___ Testo fornito

Che cosa ha sbagliato Benzema?


----------



## Tifo'o (23 Marzo 2014)

Che cesso sto Benzama mammamia


----------



## iceman. (23 Marzo 2014)

Uguale a Lazio-Milan proprio...


----------



## admin (23 Marzo 2014)

Gol divorato da Messi. Ritmi incredibile.

Giocano al quintuplo di Lazio Milan.


----------



## BB7 (23 Marzo 2014)

Che stop ha fatto Messi. Poi ha sbagliato la parte piu facile


----------



## iceman. (23 Marzo 2014)

Da una parte konko vs constant, dall'altra di maria vs alves, da una parte honda vs pereira dall'altra bale vs neymar..


----------



## Tifo'o (23 Marzo 2014)

1-1 Benzema... ma il tifoso handicap che fa il gesto dell'ombrello?ahahahahahaha


----------



## MaggieCloun (23 Marzo 2014)

1-1 Benzema


----------



## Frikez (23 Marzo 2014)

Ecco perchè hanno tenuto Di Maria e non Ozil


----------



## BB7 (23 Marzo 2014)

Che partita spettacolo.


----------



## Tifo'o (23 Marzo 2014)

Mamma mia de maria che razza di giocatore
2-1 Benzama


----------



## Tifo'o (23 Marzo 2014)

Frikez ha scritto:


> Ecco perchè hanno tenuto Di Maria e non Ozil


Che giocatore fa quello che vuole li a sinistra ehehehe ma ozil rotfl


----------



## MaggieCloun (23 Marzo 2014)

2-1 Benzema


----------



## iceman. (23 Marzo 2014)

Che partita


----------



## BB7 (23 Marzo 2014)

Che partita.


----------



## iceman. (23 Marzo 2014)

Sto di maria sta facendo sfracelli


----------



## admin (23 Marzo 2014)

Partita pazzesca


----------



## Tifo'o (23 Marzo 2014)

Che asino sto Benzame 2 gol 2 gol sbagliati


----------



## Frikez (23 Marzo 2014)

Tifo'o ha scritto:


> Che giocatore fa quello che vuole li a sinistra ehehehe ma ozil rotfl



14 assist quest'anno


----------



## iceman. (23 Marzo 2014)

______
___ Estratto della fonte

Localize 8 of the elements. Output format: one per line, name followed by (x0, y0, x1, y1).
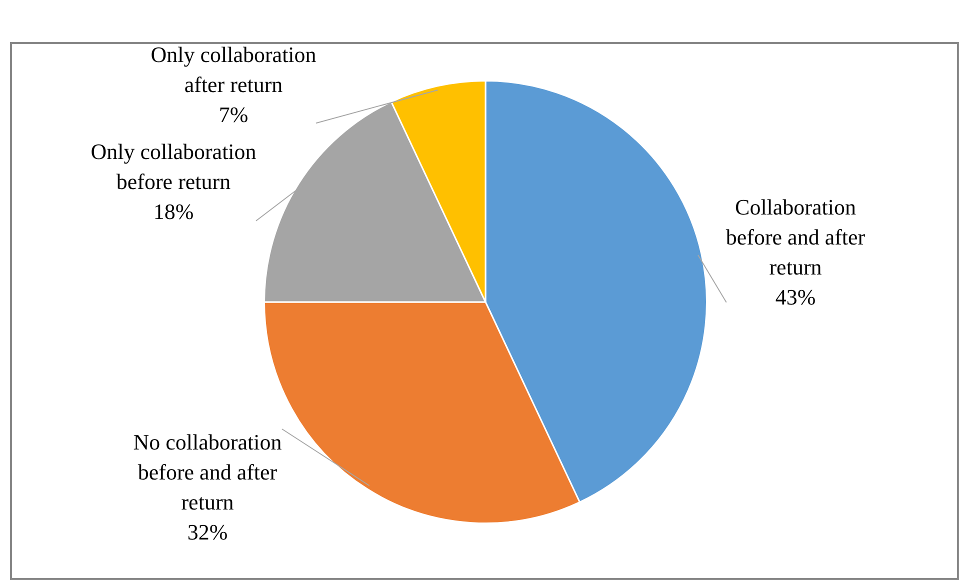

______

| Consegna |
Riporta parola per parola il brano del testo fornito che comincia con le parole "Che stop ha" e si chiude dopo "bale vs neymar..".

| Risposta |
Che stop ha fatto Messi. Poi ha sbagliato la parte piu facile


----------



## iceman. (23 Marzo 2014)

Da una parte konko vs constant, dall'altra di maria vs alves, da una parte honda vs pereira dall'altra bale vs neymar..